§ **Work required**
Which lines hold the word "hair"? Copy each of them.

——————

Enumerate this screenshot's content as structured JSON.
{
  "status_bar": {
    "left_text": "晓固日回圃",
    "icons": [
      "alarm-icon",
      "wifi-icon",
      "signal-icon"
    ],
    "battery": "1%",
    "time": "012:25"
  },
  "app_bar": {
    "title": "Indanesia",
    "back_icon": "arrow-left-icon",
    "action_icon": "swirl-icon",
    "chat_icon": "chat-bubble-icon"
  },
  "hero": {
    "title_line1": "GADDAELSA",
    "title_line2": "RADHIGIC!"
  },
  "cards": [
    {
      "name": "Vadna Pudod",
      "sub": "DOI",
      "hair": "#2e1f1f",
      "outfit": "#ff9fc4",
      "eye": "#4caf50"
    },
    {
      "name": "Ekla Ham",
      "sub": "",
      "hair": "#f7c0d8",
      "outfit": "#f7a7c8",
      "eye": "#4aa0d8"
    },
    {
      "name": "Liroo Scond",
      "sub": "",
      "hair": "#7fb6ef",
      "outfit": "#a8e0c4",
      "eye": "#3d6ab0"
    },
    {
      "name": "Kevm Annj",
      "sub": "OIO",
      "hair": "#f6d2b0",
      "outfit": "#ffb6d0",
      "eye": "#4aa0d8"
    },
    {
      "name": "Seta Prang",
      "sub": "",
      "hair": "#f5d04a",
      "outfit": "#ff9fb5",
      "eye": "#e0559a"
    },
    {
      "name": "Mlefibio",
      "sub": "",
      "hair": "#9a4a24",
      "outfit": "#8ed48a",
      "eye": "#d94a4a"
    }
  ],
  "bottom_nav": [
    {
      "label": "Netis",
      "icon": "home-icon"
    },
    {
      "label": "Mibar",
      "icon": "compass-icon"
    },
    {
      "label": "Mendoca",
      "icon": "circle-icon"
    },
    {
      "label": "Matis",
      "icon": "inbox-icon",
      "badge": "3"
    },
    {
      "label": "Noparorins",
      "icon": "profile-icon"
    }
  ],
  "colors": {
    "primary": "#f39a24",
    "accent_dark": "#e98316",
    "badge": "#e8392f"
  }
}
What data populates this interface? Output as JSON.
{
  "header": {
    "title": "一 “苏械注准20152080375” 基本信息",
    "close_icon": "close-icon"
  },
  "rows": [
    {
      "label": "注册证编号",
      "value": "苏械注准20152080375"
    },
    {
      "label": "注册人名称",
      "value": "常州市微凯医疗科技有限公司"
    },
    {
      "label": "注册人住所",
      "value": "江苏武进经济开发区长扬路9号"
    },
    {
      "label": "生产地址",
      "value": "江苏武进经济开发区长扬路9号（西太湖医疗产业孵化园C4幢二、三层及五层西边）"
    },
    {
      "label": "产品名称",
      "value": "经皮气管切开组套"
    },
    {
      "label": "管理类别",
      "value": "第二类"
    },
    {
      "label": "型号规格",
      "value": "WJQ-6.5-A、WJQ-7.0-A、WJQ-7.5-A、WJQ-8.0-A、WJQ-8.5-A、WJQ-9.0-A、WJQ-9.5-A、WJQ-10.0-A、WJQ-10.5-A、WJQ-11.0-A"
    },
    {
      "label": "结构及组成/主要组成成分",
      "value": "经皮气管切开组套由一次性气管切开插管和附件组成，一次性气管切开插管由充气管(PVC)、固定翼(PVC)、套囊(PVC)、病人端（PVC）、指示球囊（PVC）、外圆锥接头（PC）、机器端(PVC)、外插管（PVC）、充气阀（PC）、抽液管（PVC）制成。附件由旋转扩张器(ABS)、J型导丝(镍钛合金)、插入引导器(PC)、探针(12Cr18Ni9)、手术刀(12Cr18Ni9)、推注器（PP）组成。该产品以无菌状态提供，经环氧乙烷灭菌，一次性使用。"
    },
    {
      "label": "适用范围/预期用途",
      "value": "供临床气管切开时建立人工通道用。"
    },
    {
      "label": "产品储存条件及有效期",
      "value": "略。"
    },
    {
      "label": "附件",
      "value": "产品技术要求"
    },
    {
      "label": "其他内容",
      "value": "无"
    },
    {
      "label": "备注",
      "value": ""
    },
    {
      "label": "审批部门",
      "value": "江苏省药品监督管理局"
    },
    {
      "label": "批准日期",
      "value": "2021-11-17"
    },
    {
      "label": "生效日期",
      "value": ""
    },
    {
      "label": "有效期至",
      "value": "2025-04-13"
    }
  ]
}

——————

§ **Answer in full**
      "hair": "#2e1f1f",
      "hair": "#f7c0d8",
      "hair": "#7fb6ef",
      "hair": "#f6d2b0",
      "hair": "#f5d04a",
      "hair": "#9a4a24",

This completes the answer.